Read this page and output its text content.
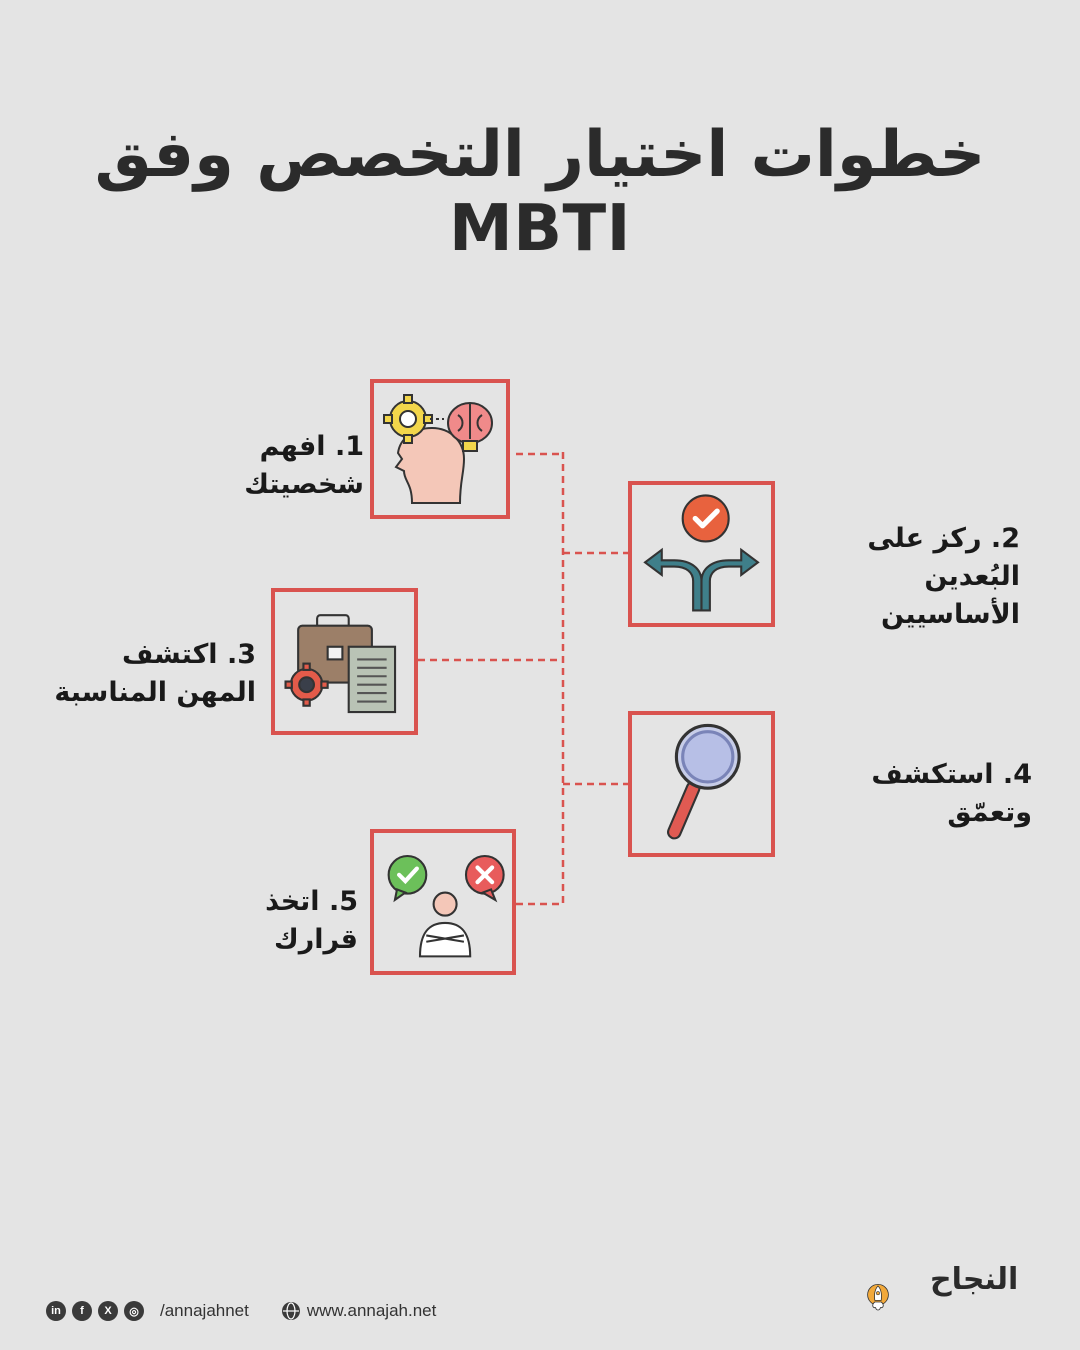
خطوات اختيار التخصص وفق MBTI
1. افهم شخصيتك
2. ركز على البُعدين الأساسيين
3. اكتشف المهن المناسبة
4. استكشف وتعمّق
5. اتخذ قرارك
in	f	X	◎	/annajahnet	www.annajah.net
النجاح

+++++

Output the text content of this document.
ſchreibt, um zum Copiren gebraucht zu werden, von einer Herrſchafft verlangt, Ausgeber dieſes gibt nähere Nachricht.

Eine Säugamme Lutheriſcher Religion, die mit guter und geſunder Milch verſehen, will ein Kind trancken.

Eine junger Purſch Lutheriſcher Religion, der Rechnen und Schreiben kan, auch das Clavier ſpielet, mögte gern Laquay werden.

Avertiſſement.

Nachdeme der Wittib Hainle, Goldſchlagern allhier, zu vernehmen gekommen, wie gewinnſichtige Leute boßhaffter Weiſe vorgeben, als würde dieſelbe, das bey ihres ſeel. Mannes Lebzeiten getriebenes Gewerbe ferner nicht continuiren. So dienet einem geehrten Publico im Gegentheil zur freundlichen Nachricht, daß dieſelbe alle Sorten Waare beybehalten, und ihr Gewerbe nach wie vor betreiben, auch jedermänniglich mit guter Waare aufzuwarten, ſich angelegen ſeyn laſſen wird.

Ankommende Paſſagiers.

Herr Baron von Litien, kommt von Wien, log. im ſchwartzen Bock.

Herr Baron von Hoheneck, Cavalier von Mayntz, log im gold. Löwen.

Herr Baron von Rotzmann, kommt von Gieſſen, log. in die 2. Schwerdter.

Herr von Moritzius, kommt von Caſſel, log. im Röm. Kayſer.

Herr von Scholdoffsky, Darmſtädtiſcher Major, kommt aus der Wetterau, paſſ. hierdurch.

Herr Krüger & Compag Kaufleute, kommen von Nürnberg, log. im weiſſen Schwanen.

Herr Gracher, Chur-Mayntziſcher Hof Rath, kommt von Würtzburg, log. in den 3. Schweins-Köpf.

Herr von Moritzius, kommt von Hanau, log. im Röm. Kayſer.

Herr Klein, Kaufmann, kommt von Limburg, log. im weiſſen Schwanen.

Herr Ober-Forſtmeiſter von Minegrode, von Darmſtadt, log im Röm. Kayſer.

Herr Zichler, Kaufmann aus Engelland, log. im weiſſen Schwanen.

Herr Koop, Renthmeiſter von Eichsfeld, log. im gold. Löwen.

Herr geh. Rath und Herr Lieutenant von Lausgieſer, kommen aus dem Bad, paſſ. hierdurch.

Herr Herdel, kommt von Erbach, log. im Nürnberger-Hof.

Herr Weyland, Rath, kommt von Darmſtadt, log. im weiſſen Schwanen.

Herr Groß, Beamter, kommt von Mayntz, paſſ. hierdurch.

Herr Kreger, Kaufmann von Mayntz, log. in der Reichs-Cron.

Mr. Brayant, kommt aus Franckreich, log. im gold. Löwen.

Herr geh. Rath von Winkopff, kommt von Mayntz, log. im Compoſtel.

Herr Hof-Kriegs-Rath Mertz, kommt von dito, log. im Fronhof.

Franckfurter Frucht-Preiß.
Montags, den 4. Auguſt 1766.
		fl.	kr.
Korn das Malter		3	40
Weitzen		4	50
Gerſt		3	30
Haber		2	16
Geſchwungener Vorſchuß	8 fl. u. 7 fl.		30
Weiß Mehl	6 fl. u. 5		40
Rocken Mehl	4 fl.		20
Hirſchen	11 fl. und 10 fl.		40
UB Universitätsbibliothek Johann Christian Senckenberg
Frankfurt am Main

+++++

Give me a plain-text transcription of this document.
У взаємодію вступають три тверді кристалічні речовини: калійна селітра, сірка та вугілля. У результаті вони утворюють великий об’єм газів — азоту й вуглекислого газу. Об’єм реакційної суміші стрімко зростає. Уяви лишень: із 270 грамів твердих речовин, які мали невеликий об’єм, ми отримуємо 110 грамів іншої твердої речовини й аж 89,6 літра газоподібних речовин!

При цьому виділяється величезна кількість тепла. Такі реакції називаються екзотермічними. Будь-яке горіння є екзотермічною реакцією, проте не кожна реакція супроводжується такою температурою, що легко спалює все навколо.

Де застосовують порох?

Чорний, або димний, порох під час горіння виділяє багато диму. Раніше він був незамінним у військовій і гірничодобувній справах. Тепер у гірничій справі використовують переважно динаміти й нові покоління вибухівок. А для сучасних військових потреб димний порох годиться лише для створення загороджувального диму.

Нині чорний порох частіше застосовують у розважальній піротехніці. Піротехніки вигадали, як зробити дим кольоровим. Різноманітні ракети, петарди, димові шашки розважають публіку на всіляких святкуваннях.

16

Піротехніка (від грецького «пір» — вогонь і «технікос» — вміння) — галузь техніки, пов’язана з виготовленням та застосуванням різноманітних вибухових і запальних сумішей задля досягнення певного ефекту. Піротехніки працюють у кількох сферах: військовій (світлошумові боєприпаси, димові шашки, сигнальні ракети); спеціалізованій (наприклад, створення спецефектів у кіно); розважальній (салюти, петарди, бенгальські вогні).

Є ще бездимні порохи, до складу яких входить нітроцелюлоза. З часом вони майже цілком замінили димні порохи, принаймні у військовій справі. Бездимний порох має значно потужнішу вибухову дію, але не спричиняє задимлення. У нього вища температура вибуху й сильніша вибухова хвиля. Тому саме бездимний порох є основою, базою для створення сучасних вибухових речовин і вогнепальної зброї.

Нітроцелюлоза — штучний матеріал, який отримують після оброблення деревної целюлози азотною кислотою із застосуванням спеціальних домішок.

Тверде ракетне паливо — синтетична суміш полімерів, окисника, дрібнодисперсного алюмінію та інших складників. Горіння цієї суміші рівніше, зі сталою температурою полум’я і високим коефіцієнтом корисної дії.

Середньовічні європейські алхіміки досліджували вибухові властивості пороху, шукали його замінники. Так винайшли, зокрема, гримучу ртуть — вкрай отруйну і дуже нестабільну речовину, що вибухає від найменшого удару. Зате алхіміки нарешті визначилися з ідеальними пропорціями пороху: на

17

+++++

§ **Task directions**
Every line holding "створення" should be copied out.

§ **Right answer**
Чорний, або димний, порох під час горіння виділяє багато диму. Раніше він був незамінним у військовій і гірничодобувній справах. Тепер у гірничій справі використовують переважно динаміти й нові покоління вибухівок. А для сучасних військових потреб димний порох годиться лише для створення загороджувального диму.
Піротехніка (від грецького «пір» — вогонь і «технікос» — вміння) — галузь техніки, пов’язана з виготовленням та застосуванням різноманітних вибухових і запальних сумішей задля досягнення певного ефекту. Піротехніки працюють у кількох сферах: військовій (світлошумові боєприпаси, димові шашки, сигнальні ракети); спеціалізованій (наприклад, створення спецефектів у кіно); розважальній (салюти, петарди, бенгальські вогні).
Є ще бездимні порохи, до складу яких входить нітроцелюлоза. З часом вони майже цілком замінили димні порохи, принаймні у військовій справі. Бездимний порох має значно потужнішу вибухову дію, але не спричиняє задимлення. У нього вища температура вибуху й сильніша вибухова хвиля. Тому саме бездимний порох є основою, базою для створення сучасних вибухових речовин і вогнепальної зброї.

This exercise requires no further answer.